PROVIDED MATERIAL:

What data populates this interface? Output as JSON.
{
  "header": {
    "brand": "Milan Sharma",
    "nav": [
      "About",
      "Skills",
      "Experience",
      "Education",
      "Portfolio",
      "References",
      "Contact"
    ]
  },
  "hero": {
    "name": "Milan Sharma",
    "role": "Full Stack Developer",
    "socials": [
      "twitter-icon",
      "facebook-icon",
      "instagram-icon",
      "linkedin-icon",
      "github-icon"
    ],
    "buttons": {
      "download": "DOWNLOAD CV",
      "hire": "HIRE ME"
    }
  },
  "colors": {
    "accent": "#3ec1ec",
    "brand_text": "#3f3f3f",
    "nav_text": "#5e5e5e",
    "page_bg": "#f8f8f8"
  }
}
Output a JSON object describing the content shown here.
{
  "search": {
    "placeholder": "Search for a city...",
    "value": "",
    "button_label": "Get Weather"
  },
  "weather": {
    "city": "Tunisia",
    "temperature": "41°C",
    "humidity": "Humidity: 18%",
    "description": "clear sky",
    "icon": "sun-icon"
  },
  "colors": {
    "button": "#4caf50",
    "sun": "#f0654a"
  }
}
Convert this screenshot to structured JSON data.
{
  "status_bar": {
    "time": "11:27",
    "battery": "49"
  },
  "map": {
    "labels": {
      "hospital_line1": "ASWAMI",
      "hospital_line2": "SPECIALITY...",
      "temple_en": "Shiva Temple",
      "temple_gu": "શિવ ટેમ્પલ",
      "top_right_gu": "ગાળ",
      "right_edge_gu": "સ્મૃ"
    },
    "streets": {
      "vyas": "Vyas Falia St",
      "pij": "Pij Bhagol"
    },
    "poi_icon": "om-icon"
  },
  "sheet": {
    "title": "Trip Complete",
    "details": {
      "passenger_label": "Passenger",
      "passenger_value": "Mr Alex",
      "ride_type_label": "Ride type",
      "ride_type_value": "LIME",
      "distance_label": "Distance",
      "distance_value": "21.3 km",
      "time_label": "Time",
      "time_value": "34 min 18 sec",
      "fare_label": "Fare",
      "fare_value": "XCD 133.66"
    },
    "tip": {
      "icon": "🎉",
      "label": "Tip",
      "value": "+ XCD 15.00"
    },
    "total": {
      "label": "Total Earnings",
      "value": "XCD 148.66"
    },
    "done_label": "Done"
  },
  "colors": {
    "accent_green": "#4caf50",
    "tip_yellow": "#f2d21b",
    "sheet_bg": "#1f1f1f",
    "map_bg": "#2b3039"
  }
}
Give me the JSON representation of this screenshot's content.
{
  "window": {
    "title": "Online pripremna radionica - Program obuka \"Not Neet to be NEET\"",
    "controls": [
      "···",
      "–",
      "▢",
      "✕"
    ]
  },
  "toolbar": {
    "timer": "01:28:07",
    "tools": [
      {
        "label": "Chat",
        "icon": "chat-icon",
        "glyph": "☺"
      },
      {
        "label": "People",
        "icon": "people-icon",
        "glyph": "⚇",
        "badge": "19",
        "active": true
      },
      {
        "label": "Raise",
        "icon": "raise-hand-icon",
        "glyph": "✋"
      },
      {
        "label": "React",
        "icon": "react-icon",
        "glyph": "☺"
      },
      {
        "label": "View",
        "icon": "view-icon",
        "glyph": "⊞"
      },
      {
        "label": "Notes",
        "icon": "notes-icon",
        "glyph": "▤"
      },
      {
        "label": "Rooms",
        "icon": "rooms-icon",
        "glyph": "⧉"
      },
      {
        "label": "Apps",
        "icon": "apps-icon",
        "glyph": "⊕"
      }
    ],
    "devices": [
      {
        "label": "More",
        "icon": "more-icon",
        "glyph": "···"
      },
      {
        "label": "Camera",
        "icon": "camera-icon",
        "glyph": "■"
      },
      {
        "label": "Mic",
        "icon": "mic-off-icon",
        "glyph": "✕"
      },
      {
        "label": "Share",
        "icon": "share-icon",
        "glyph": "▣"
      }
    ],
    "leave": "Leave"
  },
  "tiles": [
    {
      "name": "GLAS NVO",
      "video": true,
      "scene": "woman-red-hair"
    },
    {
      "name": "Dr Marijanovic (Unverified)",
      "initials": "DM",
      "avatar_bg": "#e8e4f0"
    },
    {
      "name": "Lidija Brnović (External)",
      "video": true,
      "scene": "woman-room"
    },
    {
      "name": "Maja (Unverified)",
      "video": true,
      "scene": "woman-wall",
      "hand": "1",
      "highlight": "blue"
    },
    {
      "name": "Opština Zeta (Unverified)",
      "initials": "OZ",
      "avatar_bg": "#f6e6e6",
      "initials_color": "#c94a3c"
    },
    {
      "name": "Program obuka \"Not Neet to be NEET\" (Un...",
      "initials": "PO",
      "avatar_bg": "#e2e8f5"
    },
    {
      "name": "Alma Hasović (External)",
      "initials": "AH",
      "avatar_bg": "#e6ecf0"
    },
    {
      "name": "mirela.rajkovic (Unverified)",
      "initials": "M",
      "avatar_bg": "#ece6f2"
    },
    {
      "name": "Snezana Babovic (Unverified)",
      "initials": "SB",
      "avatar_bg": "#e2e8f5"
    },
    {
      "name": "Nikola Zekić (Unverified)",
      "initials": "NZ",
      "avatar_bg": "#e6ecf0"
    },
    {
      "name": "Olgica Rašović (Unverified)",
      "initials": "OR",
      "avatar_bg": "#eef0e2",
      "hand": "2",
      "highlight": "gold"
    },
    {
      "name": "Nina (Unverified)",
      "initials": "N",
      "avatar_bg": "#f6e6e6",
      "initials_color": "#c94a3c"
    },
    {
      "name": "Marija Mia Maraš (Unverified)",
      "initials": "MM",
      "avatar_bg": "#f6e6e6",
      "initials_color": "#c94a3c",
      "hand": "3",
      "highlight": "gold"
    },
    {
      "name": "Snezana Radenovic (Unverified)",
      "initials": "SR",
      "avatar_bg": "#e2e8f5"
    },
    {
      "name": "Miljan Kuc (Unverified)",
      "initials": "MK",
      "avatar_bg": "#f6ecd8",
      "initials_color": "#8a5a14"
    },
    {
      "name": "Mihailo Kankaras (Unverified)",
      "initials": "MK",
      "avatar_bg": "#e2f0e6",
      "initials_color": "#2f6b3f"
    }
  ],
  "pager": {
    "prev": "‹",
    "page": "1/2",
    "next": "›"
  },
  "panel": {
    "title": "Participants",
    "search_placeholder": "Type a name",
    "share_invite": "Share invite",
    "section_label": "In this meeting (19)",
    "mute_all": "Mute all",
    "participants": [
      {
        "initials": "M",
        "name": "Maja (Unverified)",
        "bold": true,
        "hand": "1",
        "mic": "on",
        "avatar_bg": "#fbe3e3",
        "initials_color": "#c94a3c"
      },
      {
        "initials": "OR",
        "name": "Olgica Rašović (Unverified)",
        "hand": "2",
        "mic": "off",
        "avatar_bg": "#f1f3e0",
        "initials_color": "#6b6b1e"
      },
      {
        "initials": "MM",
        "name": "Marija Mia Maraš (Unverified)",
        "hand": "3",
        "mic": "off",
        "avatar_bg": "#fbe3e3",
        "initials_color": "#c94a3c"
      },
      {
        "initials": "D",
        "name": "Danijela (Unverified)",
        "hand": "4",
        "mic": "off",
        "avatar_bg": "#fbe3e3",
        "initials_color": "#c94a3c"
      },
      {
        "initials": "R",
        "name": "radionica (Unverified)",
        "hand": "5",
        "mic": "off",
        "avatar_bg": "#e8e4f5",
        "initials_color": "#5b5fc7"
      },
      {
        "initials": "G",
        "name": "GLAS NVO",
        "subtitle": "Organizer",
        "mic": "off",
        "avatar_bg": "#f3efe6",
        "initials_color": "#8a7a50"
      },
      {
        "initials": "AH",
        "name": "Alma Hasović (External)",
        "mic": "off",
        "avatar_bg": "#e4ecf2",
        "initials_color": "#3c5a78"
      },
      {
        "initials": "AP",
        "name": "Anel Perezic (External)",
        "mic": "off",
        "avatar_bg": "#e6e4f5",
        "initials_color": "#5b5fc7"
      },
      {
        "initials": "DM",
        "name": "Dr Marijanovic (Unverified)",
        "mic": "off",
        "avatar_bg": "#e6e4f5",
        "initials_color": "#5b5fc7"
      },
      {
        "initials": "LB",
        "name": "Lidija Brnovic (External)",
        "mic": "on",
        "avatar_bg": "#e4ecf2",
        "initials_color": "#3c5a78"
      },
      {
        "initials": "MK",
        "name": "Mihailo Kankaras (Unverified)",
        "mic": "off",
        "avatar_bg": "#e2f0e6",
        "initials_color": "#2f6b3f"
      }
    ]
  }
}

GIVEN EXERCISE:
Copy every line from the entries that contains the word "Alma".

RESPONSE BELOW:
      "name": "Alma Hasović (External)",
        "name": "Alma Hasović (External)",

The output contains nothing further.